§ Requirement:
Will you give the material below again, every line exactly as it is?

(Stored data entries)
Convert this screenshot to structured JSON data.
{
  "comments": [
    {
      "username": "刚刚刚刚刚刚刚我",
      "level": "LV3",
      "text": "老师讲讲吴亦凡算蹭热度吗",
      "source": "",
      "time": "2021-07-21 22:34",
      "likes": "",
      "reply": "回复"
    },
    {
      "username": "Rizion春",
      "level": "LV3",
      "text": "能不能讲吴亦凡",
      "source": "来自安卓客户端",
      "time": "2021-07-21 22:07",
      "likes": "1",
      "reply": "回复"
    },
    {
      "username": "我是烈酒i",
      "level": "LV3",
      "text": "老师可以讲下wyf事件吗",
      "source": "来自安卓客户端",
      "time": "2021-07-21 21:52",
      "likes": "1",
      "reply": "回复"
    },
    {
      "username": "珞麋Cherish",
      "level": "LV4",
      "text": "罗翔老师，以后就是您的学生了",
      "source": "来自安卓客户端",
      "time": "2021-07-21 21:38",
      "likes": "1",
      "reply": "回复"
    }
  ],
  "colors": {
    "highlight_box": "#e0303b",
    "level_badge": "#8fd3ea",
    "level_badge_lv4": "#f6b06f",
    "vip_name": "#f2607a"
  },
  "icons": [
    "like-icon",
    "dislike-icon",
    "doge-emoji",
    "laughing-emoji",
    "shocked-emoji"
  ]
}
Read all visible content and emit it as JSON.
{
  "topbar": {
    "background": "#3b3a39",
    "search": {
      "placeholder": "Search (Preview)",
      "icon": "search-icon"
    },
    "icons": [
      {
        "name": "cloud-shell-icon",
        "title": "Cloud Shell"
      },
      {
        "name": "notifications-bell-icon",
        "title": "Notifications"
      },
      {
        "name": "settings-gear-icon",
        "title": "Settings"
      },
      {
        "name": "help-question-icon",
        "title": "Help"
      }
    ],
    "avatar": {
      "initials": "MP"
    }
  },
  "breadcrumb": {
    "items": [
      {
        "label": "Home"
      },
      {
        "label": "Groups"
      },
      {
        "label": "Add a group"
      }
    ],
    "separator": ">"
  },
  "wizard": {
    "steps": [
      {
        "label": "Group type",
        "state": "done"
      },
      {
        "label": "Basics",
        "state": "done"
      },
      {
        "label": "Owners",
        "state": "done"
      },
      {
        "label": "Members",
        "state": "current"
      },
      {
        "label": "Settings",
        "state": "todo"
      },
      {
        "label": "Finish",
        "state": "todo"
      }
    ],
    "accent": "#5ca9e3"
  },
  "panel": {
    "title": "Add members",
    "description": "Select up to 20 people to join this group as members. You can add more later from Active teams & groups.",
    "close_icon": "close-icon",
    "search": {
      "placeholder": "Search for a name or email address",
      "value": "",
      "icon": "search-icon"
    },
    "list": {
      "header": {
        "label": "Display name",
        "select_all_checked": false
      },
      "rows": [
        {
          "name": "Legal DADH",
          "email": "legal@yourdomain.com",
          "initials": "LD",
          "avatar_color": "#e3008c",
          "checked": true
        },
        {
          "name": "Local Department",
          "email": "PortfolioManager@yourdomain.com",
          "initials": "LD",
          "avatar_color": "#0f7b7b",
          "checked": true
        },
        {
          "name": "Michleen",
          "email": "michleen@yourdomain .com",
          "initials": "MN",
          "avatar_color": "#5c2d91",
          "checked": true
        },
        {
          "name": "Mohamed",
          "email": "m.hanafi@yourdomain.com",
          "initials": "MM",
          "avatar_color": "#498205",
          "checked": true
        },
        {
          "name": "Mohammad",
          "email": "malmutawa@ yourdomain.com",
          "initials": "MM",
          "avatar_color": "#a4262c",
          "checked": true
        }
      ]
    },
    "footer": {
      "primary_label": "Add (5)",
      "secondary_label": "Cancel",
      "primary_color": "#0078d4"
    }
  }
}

§ Expected answer:
Convert this screenshot to structured JSON data.
{
  "comments": [
    {
      "username": "刚刚刚刚刚刚刚我",
      "level": "LV3",
      "text": "老师讲讲吴亦凡算蹭热度吗",
      "source": "",
      "time": "2021-07-21 22:34",
      "likes": "",
      "reply": "回复"
    },
    {
      "username": "Rizion春",
      "level": "LV3",
      "text": "能不能讲吴亦凡",
      "source": "来自安卓客户端",
      "time": "2021-07-21 22:07",
      "likes": "1",
      "reply": "回复"
    },
    {
      "username": "我是烈酒i",
      "level": "LV3",
      "text": "老师可以讲下wyf事件吗",
      "source": "来自安卓客户端",
      "time": "2021-07-21 21:52",
      "likes": "1",
      "reply": "回复"
    },
    {
      "username": "珞麋Cherish",
      "level": "LV4",
      "text": "罗翔老师，以后就是您的学生了",
      "source": "来自安卓客户端",
      "time": "2021-07-21 21:38",
      "likes": "1",
      "reply": "回复"
    }
  ],
  "colors": {
    "highlight_box": "#e0303b",
    "level_badge": "#8fd3ea",
    "level_badge_lv4": "#f6b06f",
    "vip_name": "#f2607a"
  },
  "icons": [
    "like-icon",
    "dislike-icon",
    "doge-emoji",
    "laughing-emoji",
    "shocked-emoji"
  ]
}
Read all visible content and emit it as JSON.
{
  "topbar": {
    "background": "#3b3a39",
    "search": {
      "placeholder": "Search (Preview)",
      "icon": "search-icon"
    },
    "icons": [
      {
        "name": "cloud-shell-icon",
        "title": "Cloud Shell"
      },
      {
        "name": "notifications-bell-icon",
        "title": "Notifications"
      },
      {
        "name": "settings-gear-icon",
        "title": "Settings"
      },
      {
        "name": "help-question-icon",
        "title": "Help"
      }
    ],
    "avatar": {
      "initials": "MP"
    }
  },
  "breadcrumb": {
    "items": [
      {
        "label": "Home"
      },
      {
        "label": "Groups"
      },
      {
        "label": "Add a group"
      }
    ],
    "separator": ">"
  },
  "wizard": {
    "steps": [
      {
        "label": "Group type",
        "state": "done"
      },
      {
        "label": "Basics",
        "state": "done"
      },
      {
        "label": "Owners",
        "state": "done"
      },
      {
        "label": "Members",
        "state": "current"
      },
      {
        "label": "Settings",
        "state": "todo"
      },
      {
        "label": "Finish",
        "state": "todo"
      }
    ],
    "accent": "#5ca9e3"
  },
  "panel": {
    "title": "Add members",
    "description": "Select up to 20 people to join this group as members. You can add more later from Active teams & groups.",
    "close_icon": "close-icon",
    "search": {
      "placeholder": "Search for a name or email address",
      "value": "",
      "icon": "search-icon"
    },
    "list": {
      "header": {
        "label": "Display name",
        "select_all_checked": false
      },
      "rows": [
        {
          "name": "Legal DADH",
          "email": "legal@yourdomain.com",
          "initials": "LD",
          "avatar_color": "#e3008c",
          "checked": true
        },
        {
          "name": "Local Department",
          "email": "PortfolioManager@yourdomain.com",
          "initials": "LD",
          "avatar_color": "#0f7b7b",
          "checked": true
        },
        {
          "name": "Michleen",
          "email": "michleen@yourdomain .com",
          "initials": "MN",
          "avatar_color": "#5c2d91",
          "checked": true
        },
        {
          "name": "Mohamed",
          "email": "m.hanafi@yourdomain.com",
          "initials": "MM",
          "avatar_color": "#498205",
          "checked": true
        },
        {
          "name": "Mohammad",
          "email": "malmutawa@ yourdomain.com",
          "initials": "MM",
          "avatar_color": "#a4262c",
          "checked": true
        }
      ]
    },
    "footer": {
      "primary_label": "Add (5)",
      "secondary_label": "Cancel",
      "primary_color": "#0078d4"
    }
  }
}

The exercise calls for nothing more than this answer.